# Stated task:
Set down the records once more, please, exactly and with the pictures left out.

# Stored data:
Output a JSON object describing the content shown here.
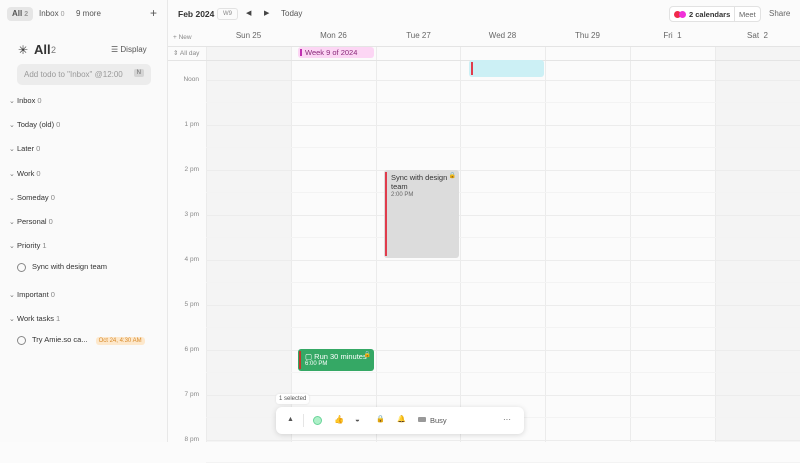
{
  "sidebar": {
    "tabs": [
      {
        "label": "All",
        "count": "2"
      },
      {
        "label": "Inbox",
        "count": "0"
      },
      {
        "label": "9 more"
      }
    ],
    "add": "+",
    "title": "All",
    "title_count": "2",
    "display": "Display",
    "input_placeholder": "Add todo to \"Inbox\" @12:00",
    "shortcut": "N",
    "groups": [
      {
        "label": "Inbox",
        "count": "0"
      },
      {
        "label": "Today (old)",
        "count": "0"
      },
      {
        "label": "Later",
        "count": "0"
      },
      {
        "label": "Work",
        "count": "0"
      },
      {
        "label": "Someday",
        "count": "0"
      },
      {
        "label": "Personal",
        "count": "0"
      },
      {
        "label": "Priority",
        "count": "1"
      },
      {
        "label": "Important",
        "count": "0"
      },
      {
        "label": "Work tasks",
        "count": "1"
      }
    ],
    "todos": [
      {
        "label": "Sync with design team"
      },
      {
        "label": "Try Amie.so ca...",
        "badge": "Oct 24, 4:30 AM"
      }
    ]
  },
  "header": {
    "month": "Feb 2024",
    "week": "W9",
    "today": "Today",
    "calendars": "2 calendars",
    "meet": "Meet",
    "share": "Share",
    "new": "New",
    "allday": "All day"
  },
  "days": [
    "Sun 25",
    "Mon 26",
    "Tue 27",
    "Wed 28",
    "Thu 29",
    "Fri  1",
    "Sat  2"
  ],
  "hours": [
    "Noon",
    "1 pm",
    "2 pm",
    "3 pm",
    "4 pm",
    "5 pm",
    "6 pm",
    "7 pm",
    "8 pm"
  ],
  "events": {
    "allday": "Week 9 of 2024",
    "sync": {
      "title": "Sync with design team",
      "time": "2:00 PM"
    },
    "run": {
      "title": "Run 30 minutes",
      "time": "6:00 PM"
    }
  },
  "toolbar": {
    "selected": "1 selected",
    "busy": "Busy",
    "more": "···"
  },
  "colors": {
    "accent": "#e03c4c",
    "green": "#35a865",
    "cyan": "#ccf0f5",
    "pink": "#fcd6f4"
  }
}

# The output:
Output a JSON object describing the content shown here.
{
  "sidebar": {
    "tabs": [
      {
        "label": "All",
        "count": "2"
      },
      {
        "label": "Inbox",
        "count": "0"
      },
      {
        "label": "9 more"
      }
    ],
    "add": "+",
    "title": "All",
    "title_count": "2",
    "display": "Display",
    "input_placeholder": "Add todo to \"Inbox\" @12:00",
    "shortcut": "N",
    "groups": [
      {
        "label": "Inbox",
        "count": "0"
      },
      {
        "label": "Today (old)",
        "count": "0"
      },
      {
        "label": "Later",
        "count": "0"
      },
      {
        "label": "Work",
        "count": "0"
      },
      {
        "label": "Someday",
        "count": "0"
      },
      {
        "label": "Personal",
        "count": "0"
      },
      {
        "label": "Priority",
        "count": "1"
      },
      {
        "label": "Important",
        "count": "0"
      },
      {
        "label": "Work tasks",
        "count": "1"
      }
    ],
    "todos": [
      {
        "label": "Sync with design team"
      },
      {
        "label": "Try Amie.so ca...",
        "badge": "Oct 24, 4:30 AM"
      }
    ]
  },
  "header": {
    "month": "Feb 2024",
    "week": "W9",
    "today": "Today",
    "calendars": "2 calendars",
    "meet": "Meet",
    "share": "Share",
    "new": "New",
    "allday": "All day"
  },
  "days": [
    "Sun 25",
    "Mon 26",
    "Tue 27",
    "Wed 28",
    "Thu 29",
    "Fri  1",
    "Sat  2"
  ],
  "hours": [
    "Noon",
    "1 pm",
    "2 pm",
    "3 pm",
    "4 pm",
    "5 pm",
    "6 pm",
    "7 pm",
    "8 pm"
  ],
  "events": {
    "allday": "Week 9 of 2024",
    "sync": {
      "title": "Sync with design team",
      "time": "2:00 PM"
    },
    "run": {
      "title": "Run 30 minutes",
      "time": "6:00 PM"
    }
  },
  "toolbar": {
    "selected": "1 selected",
    "busy": "Busy",
    "more": "···"
  },
  "colors": {
    "accent": "#e03c4c",
    "green": "#35a865",
    "cyan": "#ccf0f5",
    "pink": "#fcd6f4"
  }
}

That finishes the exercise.